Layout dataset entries
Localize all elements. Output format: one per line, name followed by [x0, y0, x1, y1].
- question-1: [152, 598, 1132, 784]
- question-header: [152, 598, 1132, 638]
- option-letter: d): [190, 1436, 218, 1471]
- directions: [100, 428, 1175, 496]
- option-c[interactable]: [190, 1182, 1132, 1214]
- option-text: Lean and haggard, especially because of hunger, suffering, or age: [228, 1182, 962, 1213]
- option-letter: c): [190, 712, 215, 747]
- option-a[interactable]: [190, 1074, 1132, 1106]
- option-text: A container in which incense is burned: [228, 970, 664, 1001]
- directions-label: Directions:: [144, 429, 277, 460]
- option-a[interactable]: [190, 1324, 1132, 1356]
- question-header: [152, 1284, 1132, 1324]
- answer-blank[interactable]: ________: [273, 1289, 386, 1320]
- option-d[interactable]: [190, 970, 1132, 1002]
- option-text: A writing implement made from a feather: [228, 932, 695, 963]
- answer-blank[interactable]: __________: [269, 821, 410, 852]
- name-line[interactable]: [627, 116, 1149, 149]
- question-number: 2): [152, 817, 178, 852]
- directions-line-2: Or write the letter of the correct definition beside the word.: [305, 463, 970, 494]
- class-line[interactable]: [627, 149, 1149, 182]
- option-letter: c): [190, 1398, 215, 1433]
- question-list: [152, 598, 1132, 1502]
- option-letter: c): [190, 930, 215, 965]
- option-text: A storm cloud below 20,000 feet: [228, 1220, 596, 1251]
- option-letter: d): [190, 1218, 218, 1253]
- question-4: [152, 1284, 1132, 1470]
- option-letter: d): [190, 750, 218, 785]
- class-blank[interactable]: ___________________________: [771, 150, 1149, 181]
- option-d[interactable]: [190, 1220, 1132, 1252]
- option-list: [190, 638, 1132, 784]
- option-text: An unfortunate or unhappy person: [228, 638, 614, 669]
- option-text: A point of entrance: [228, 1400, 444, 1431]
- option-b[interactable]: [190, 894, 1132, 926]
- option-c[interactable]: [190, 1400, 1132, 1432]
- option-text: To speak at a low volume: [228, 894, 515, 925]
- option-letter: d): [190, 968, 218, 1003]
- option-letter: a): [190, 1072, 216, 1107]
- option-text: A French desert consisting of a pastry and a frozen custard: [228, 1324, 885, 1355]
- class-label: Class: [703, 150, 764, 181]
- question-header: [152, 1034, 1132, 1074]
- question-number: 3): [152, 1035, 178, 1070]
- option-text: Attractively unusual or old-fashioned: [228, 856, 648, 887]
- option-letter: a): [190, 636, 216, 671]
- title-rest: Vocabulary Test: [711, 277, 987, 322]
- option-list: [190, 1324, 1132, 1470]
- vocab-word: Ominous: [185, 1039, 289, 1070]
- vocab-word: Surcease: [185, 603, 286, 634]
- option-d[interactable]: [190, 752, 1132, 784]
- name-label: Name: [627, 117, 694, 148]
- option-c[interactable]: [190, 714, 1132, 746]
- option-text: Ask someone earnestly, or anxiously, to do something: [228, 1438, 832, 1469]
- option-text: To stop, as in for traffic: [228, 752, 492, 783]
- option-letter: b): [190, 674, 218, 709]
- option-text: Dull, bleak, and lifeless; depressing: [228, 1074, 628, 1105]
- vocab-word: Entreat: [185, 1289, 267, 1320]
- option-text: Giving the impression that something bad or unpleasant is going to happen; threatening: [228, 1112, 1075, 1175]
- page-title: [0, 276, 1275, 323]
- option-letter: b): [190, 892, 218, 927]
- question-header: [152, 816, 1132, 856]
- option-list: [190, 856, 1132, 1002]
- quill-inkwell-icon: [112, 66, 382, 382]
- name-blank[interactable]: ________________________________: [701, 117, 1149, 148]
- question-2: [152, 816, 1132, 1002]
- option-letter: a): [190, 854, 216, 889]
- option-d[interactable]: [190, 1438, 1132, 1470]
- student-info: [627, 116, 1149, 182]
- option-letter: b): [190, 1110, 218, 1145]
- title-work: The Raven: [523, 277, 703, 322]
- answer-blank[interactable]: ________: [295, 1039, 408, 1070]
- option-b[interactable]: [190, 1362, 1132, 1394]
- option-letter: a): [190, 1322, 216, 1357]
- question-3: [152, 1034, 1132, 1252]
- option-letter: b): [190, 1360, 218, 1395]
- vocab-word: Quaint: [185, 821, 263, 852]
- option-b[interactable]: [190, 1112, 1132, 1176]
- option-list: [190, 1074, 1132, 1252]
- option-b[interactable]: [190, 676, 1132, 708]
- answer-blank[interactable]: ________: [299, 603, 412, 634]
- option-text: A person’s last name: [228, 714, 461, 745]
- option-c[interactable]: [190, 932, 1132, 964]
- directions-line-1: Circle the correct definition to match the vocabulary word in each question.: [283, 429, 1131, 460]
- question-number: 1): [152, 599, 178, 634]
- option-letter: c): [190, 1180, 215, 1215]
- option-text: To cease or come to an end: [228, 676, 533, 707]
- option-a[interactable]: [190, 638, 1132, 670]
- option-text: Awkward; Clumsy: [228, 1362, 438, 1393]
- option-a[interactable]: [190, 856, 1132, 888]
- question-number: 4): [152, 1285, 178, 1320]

● WHAT THIS TASK INVOLVES: Swap "answer-blank" for "fill-in-blank" throughout the entries and write all the lines out again, leaving everything else unchanged.

● WRITTEN ANSWER:
Localize all elements. Output format: one per line, name followed by [x0, y0, x1, y1].
- question-1: [152, 598, 1132, 784]
- question-header: [152, 598, 1132, 638]
- option-letter: d): [190, 1436, 218, 1471]
- directions: [100, 428, 1175, 496]
- option-c[interactable]: [190, 1182, 1132, 1214]
- option-text: Lean and haggard, especially because of hunger, suffering, or age: [228, 1182, 962, 1213]
- option-letter: c): [190, 712, 215, 747]
- option-a[interactable]: [190, 1074, 1132, 1106]
- option-text: A container in which incense is burned: [228, 970, 664, 1001]
- directions-label: Directions:: [144, 429, 277, 460]
- option-a[interactable]: [190, 1324, 1132, 1356]
- question-header: [152, 1284, 1132, 1324]
- fill-in-blank[interactable]: ________: [273, 1289, 386, 1320]
- option-d[interactable]: [190, 970, 1132, 1002]
- option-text: A writing implement made from a feather: [228, 932, 695, 963]
- fill-in-blank[interactable]: __________: [269, 821, 410, 852]
- name-line[interactable]: [627, 116, 1149, 149]
- question-number: 2): [152, 817, 178, 852]
- directions-line-2: Or write the letter of the correct definition beside the word.: [305, 463, 970, 494]
- class-line[interactable]: [627, 149, 1149, 182]
- option-letter: c): [190, 1398, 215, 1433]
- question-list: [152, 598, 1132, 1502]
- option-letter: c): [190, 930, 215, 965]
- option-text: A storm cloud below 20,000 feet: [228, 1220, 596, 1251]
- option-letter: d): [190, 1218, 218, 1253]
- question-4: [152, 1284, 1132, 1470]
- option-letter: d): [190, 750, 218, 785]
- class-blank[interactable]: ___________________________: [771, 150, 1149, 181]
- option-d[interactable]: [190, 1220, 1132, 1252]
- option-list: [190, 638, 1132, 784]
- option-text: An unfortunate or unhappy person: [228, 638, 614, 669]
- option-text: A point of entrance: [228, 1400, 444, 1431]
- option-b[interactable]: [190, 894, 1132, 926]
- option-c[interactable]: [190, 1400, 1132, 1432]
- option-text: To speak at a low volume: [228, 894, 515, 925]
- option-letter: d): [190, 968, 218, 1003]
- option-letter: a): [190, 1072, 216, 1107]
- option-text: A French desert consisting of a pastry and a frozen custard: [228, 1324, 885, 1355]
- class-label: Class: [703, 150, 764, 181]
- question-header: [152, 1034, 1132, 1074]
- question-number: 3): [152, 1035, 178, 1070]
- option-text: Attractively unusual or old-fashioned: [228, 856, 648, 887]
- option-letter: a): [190, 636, 216, 671]
- title-rest: Vocabulary Test: [711, 277, 987, 322]
- option-list: [190, 1324, 1132, 1470]
- vocab-word: Ominous: [185, 1039, 289, 1070]
- vocab-word: Surcease: [185, 603, 286, 634]
- option-d[interactable]: [190, 752, 1132, 784]
- name-label: Name: [627, 117, 694, 148]
- option-c[interactable]: [190, 714, 1132, 746]
- option-text: Ask someone earnestly, or anxiously, to do something: [228, 1438, 832, 1469]
- option-text: To stop, as in for traffic: [228, 752, 492, 783]
- option-letter: b): [190, 674, 218, 709]
- option-text: Dull, bleak, and lifeless; depressing: [228, 1074, 628, 1105]
- vocab-word: Entreat: [185, 1289, 267, 1320]
- option-text: Giving the impression that something bad or unpleasant is going to happen; threatening: [228, 1112, 1075, 1175]
- page-title: [0, 276, 1275, 323]
- option-letter: b): [190, 892, 218, 927]
- question-header: [152, 816, 1132, 856]
- option-list: [190, 856, 1132, 1002]
- quill-inkwell-icon: [112, 66, 382, 382]
- name-blank[interactable]: ________________________________: [701, 117, 1149, 148]
- question-2: [152, 816, 1132, 1002]
- option-letter: a): [190, 854, 216, 889]
- option-d[interactable]: [190, 1438, 1132, 1470]
- student-info: [627, 116, 1149, 182]
- option-letter: b): [190, 1110, 218, 1145]
- title-work: The Raven: [523, 277, 703, 322]
- fill-in-blank[interactable]: ________: [295, 1039, 408, 1070]
- option-b[interactable]: [190, 1362, 1132, 1394]
- option-letter: a): [190, 1322, 216, 1357]
- question-3: [152, 1034, 1132, 1252]
- option-letter: b): [190, 1360, 218, 1395]
- vocab-word: Quaint: [185, 821, 263, 852]
- option-b[interactable]: [190, 1112, 1132, 1176]
- option-list: [190, 1074, 1132, 1252]
- option-b[interactable]: [190, 676, 1132, 708]
- fill-in-blank[interactable]: ________: [299, 603, 412, 634]
- option-text: A person’s last name: [228, 714, 461, 745]
- option-c[interactable]: [190, 932, 1132, 964]
- directions-line-1: Circle the correct definition to match the vocabulary word in each question.: [283, 429, 1131, 460]
- question-number: 1): [152, 599, 178, 634]
- option-letter: c): [190, 1180, 215, 1215]
- option-text: To cease or come to an end: [228, 676, 533, 707]
- option-a[interactable]: [190, 638, 1132, 670]
- option-text: Awkward; Clumsy: [228, 1362, 438, 1393]
- option-a[interactable]: [190, 856, 1132, 888]
- question-number: 4): [152, 1285, 178, 1320]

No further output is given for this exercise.